**** Dataset ****

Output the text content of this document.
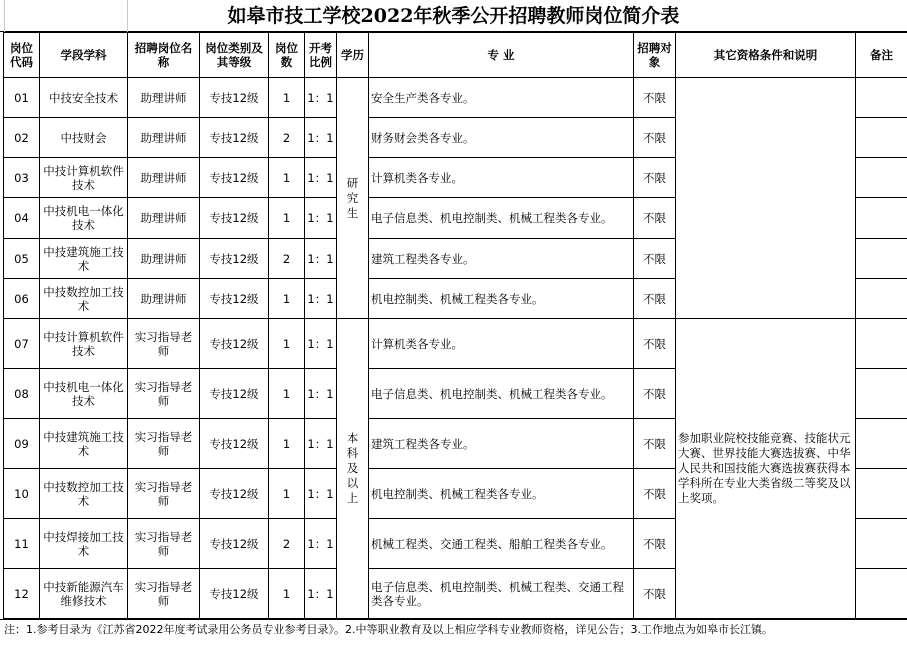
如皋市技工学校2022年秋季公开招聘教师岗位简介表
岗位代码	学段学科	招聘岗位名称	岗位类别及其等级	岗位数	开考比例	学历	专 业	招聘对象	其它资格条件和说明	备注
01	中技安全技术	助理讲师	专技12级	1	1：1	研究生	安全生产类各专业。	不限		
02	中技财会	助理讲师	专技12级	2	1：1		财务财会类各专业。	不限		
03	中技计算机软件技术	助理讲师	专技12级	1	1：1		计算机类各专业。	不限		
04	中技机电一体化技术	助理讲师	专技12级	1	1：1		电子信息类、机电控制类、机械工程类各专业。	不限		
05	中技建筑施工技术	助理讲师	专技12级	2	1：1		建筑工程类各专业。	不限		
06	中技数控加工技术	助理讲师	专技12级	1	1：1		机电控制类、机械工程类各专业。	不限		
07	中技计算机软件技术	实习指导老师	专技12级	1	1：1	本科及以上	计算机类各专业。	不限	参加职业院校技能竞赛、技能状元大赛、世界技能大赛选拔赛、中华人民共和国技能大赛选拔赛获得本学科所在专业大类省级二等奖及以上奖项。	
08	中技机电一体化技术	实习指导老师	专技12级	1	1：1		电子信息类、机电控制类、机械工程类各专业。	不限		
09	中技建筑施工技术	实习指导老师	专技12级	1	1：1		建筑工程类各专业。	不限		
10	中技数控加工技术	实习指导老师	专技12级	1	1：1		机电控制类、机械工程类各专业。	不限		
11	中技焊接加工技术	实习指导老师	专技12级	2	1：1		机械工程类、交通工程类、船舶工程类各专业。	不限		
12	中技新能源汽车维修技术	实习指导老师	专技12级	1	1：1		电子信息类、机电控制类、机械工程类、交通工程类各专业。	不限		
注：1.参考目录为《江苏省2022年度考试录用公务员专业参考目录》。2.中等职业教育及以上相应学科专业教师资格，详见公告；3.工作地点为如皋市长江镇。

****

What is required: In the records above, find each line holding "计算机类各专业" and copy it.

Full solution:
03	中技计算机软件技术	助理讲师	专技12级	1	1：1		计算机类各专业。	不限		
07	中技计算机软件技术	实习指导老师	专技12级	1	1：1	本科及以上	计算机类各专业。	不限	参加职业院校技能竞赛、技能状元大赛、世界技能大赛选拔赛、中华人民共和国技能大赛选拔赛获得本学科所在专业大类省级二等奖及以上奖项。	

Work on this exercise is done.